### Given task
Hunt for the word "జనవర" across the entries below, copying each line that holds it.

### Dataset rows
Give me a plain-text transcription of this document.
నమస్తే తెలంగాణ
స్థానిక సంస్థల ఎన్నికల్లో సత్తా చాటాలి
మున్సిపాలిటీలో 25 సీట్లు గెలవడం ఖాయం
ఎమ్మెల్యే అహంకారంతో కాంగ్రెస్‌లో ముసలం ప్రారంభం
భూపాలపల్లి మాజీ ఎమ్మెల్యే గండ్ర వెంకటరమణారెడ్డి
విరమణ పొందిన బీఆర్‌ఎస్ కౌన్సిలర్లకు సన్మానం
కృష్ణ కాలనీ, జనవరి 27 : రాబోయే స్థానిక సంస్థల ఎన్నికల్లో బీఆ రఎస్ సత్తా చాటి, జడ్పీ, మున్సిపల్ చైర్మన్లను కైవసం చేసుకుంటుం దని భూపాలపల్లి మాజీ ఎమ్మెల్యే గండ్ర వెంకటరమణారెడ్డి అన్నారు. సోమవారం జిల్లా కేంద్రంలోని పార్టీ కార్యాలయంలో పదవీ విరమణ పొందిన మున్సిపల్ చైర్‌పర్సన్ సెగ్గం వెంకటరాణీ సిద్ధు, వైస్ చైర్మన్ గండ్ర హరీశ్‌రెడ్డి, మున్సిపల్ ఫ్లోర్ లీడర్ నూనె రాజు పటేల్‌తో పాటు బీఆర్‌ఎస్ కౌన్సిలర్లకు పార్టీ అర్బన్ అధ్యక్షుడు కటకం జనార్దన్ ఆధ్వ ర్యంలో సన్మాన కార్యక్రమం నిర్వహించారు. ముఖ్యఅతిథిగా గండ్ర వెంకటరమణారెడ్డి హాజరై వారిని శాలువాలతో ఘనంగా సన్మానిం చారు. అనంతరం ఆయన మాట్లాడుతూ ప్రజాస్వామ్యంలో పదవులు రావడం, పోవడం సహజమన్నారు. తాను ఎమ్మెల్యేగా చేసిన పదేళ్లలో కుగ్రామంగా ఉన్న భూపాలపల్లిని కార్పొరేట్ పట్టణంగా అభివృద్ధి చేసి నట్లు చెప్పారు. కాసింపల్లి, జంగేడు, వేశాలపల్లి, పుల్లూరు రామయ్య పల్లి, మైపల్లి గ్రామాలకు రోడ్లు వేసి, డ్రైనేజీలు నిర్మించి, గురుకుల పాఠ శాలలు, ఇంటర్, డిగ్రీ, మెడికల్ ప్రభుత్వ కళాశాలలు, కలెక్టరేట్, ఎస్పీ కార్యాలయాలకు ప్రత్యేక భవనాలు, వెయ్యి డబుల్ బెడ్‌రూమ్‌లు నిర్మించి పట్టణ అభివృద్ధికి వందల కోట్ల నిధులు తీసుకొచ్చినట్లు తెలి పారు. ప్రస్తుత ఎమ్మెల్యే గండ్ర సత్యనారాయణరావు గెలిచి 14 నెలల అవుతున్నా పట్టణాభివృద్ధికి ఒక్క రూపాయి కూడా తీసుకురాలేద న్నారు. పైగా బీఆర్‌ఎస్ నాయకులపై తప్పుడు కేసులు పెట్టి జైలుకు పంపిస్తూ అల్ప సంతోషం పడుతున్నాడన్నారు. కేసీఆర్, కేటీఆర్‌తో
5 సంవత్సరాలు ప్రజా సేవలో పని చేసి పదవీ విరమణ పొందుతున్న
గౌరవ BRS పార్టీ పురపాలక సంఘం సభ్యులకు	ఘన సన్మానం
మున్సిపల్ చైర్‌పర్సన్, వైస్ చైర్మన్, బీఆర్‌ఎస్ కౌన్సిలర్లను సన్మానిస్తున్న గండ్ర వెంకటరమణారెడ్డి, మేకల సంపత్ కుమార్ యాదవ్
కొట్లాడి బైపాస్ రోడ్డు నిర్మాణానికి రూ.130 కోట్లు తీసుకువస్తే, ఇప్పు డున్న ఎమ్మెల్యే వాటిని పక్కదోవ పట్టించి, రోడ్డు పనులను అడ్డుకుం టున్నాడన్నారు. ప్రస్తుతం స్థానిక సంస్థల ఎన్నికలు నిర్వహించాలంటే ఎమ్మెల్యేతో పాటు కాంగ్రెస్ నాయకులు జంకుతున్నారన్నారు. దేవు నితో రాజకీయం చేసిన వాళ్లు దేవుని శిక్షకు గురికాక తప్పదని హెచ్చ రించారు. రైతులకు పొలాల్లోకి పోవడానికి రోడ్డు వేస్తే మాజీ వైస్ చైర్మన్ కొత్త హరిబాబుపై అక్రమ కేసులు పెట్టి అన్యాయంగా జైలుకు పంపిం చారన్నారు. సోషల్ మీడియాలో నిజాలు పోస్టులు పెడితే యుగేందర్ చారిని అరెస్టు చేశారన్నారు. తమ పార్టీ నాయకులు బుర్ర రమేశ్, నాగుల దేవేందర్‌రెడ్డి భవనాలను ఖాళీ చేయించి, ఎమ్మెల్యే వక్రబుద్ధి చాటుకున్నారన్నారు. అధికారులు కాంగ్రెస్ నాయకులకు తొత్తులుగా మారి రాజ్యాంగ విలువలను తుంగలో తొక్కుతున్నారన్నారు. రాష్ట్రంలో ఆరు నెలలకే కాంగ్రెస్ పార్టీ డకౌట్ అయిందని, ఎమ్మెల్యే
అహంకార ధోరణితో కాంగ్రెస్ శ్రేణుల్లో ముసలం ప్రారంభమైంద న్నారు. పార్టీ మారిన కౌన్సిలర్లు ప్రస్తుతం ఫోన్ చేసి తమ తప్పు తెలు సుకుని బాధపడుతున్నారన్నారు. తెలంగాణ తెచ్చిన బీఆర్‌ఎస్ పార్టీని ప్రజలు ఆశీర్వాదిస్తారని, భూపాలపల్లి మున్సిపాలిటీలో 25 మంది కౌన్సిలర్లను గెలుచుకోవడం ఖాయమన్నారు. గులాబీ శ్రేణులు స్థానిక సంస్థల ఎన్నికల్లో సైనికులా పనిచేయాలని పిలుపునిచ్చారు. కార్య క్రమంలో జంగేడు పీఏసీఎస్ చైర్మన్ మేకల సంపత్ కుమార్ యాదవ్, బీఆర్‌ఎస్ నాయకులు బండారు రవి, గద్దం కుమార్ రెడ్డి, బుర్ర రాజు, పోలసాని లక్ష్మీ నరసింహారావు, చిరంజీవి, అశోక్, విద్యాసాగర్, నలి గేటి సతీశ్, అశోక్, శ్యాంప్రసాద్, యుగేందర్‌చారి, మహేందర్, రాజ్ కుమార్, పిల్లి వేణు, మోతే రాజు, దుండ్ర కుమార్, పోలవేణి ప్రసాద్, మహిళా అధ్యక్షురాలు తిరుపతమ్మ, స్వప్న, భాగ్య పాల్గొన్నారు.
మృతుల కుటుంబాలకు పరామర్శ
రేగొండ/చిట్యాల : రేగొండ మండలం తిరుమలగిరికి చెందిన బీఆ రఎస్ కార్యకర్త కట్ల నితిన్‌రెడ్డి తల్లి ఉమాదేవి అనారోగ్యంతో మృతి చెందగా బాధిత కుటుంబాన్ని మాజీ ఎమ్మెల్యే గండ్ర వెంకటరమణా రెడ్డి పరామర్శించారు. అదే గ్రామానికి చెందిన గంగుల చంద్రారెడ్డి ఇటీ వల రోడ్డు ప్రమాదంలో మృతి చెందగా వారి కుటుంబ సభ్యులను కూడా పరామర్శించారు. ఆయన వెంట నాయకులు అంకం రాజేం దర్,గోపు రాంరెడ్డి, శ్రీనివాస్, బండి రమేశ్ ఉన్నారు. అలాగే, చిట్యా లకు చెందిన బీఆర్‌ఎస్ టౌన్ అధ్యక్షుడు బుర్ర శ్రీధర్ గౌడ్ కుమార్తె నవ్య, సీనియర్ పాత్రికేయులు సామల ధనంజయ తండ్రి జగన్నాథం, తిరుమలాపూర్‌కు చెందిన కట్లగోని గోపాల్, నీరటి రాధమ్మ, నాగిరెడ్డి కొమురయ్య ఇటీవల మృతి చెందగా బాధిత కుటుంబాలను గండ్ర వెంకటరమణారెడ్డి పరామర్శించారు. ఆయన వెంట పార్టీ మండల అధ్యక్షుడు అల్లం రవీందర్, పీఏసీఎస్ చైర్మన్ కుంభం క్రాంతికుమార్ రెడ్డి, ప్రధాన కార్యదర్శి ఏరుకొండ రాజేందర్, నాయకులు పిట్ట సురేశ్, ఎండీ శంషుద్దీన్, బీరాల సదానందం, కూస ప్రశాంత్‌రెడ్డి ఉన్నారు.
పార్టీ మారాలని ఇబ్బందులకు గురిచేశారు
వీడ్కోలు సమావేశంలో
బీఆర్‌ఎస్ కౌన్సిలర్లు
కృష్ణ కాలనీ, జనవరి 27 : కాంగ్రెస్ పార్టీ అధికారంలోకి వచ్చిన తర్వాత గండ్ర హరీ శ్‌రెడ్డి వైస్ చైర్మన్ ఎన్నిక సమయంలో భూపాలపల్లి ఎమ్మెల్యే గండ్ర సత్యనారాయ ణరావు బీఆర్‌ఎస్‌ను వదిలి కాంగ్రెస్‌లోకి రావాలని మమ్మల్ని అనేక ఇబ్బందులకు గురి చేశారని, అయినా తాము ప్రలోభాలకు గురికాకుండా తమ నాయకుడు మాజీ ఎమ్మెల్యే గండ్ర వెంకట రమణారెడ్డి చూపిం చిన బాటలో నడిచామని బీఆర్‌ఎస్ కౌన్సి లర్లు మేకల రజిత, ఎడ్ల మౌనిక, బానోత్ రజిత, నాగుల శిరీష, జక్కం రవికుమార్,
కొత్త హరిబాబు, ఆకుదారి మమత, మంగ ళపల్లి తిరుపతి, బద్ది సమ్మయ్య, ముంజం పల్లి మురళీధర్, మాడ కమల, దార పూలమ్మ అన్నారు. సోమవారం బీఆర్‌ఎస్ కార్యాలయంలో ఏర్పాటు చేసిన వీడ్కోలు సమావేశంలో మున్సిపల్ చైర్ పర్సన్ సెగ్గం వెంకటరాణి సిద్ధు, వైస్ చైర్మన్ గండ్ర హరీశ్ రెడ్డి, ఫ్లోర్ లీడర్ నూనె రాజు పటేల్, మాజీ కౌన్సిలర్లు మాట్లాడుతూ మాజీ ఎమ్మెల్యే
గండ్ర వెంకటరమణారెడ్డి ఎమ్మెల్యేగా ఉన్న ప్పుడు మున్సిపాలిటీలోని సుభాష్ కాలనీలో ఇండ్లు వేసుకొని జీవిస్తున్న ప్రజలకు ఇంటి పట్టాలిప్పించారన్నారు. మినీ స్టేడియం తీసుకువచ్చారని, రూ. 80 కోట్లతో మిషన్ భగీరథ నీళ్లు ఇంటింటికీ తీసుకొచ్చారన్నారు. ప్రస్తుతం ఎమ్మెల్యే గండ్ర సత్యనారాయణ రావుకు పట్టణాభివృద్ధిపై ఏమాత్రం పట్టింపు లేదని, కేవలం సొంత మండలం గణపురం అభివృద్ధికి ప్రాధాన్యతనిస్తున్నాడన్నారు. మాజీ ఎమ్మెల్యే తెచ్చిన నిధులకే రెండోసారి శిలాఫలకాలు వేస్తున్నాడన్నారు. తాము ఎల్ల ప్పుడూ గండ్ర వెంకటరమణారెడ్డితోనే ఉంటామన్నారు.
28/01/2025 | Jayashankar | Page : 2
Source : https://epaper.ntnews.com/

### Result
కృష్ణ కాలనీ, జనవరి 27 : రాబోయే స్థానిక సంస్థల ఎన్నికల్లో బీఆ రఎస్ సత్తా చాటి, జడ్పీ, మున్సిపల్ చైర్మన్లను కైవసం చేసుకుంటుం దని భూపాలపల్లి మాజీ ఎమ్మెల్యే గండ్ర వెంకటరమణారెడ్డి అన్నారు. సోమవారం జిల్లా కేంద్రంలోని పార్టీ కార్యాలయంలో పదవీ విరమణ పొందిన మున్సిపల్ చైర్‌పర్సన్ సెగ్గం వెంకటరాణీ సిద్ధు, వైస్ చైర్మన్ గండ్ర హరీశ్‌రెడ్డి, మున్సిపల్ ఫ్లోర్ లీడర్ నూనె రాజు పటేల్‌తో పాటు బీఆర్‌ఎస్ కౌన్సిలర్లకు పార్టీ అర్బన్ అధ్యక్షుడు కటకం జనార్దన్ ఆధ్వ ర్యంలో సన్మాన కార్యక్రమం నిర్వహించారు. ముఖ్యఅతిథిగా గండ్ర వెంకటరమణారెడ్డి హాజరై వారిని శాలువాలతో ఘనంగా సన్మానిం చారు. అనంతరం ఆయన మాట్లాడుతూ ప్రజాస్వామ్యంలో పదవులు రావడం, పోవడం సహజమన్నారు. తాను ఎమ్మెల్యేగా చేసిన పదేళ్లలో కుగ్రామంగా ఉన్న భూపాలపల్లిని కార్పొరేట్ పట్టణంగా అభివృద్ధి చేసి నట్లు చెప్పారు. కాసింపల్లి, జంగేడు, వేశాలపల్లి, పుల్లూరు రామయ్య పల్లి, మైపల్లి గ్రామాలకు రోడ్లు వేసి, డ్రైనేజీలు నిర్మించి, గురుకుల పాఠ శాలలు, ఇంటర్, డిగ్రీ, మెడికల్ ప్రభుత్వ కళాశాలలు, కలెక్టరేట్, ఎస్పీ కార్యాలయాలకు ప్రత్యేక భవనాలు, వెయ్యి డబుల్ బెడ్‌రూమ్‌లు నిర్మించి పట్టణ అభివృద్ధికి వందల కోట్ల నిధులు తీసుకొచ్చినట్లు తెలి పారు. ప్రస్తుత ఎమ్మెల్యే గండ్ర సత్యనారాయణరావు గెలిచి 14 నెలల అవుతున్నా పట్టణాభివృద్ధికి ఒక్క రూపాయి కూడా తీసుకురాలేద న్నారు. పైగా బీఆర్‌ఎస్ నాయకులపై తప్పుడు కేసులు పెట్టి జైలుకు పంపిస్తూ అల్ప సంతోషం పడుతున్నాడన్నారు. కేసీఆర్, కేటీఆర్‌తో
కృష్ణ కాలనీ, జనవరి 27 : కాంగ్రెస్ పార్టీ అధికారంలోకి వచ్చిన తర్వాత గండ్ర హరీ శ్‌రెడ్డి వైస్ చైర్మన్ ఎన్నిక సమయంలో భూపాలపల్లి ఎమ్మెల్యే గండ్ర సత్యనారాయ ణరావు బీఆర్‌ఎస్‌ను వదిలి కాంగ్రెస్‌లోకి రావాలని మమ్మల్ని అనేక ఇబ్బందులకు గురి చేశారని, అయినా తాము ప్రలోభాలకు గురికాకుండా తమ నాయకుడు మాజీ ఎమ్మెల్యే గండ్ర వెంకట రమణారెడ్డి చూపిం చిన బాటలో నడిచామని బీఆర్‌ఎస్ కౌన్సి లర్లు మేకల రజిత, ఎడ్ల మౌనిక, బానోత్ రజిత, నాగుల శిరీష, జక్కం రవికుమార్,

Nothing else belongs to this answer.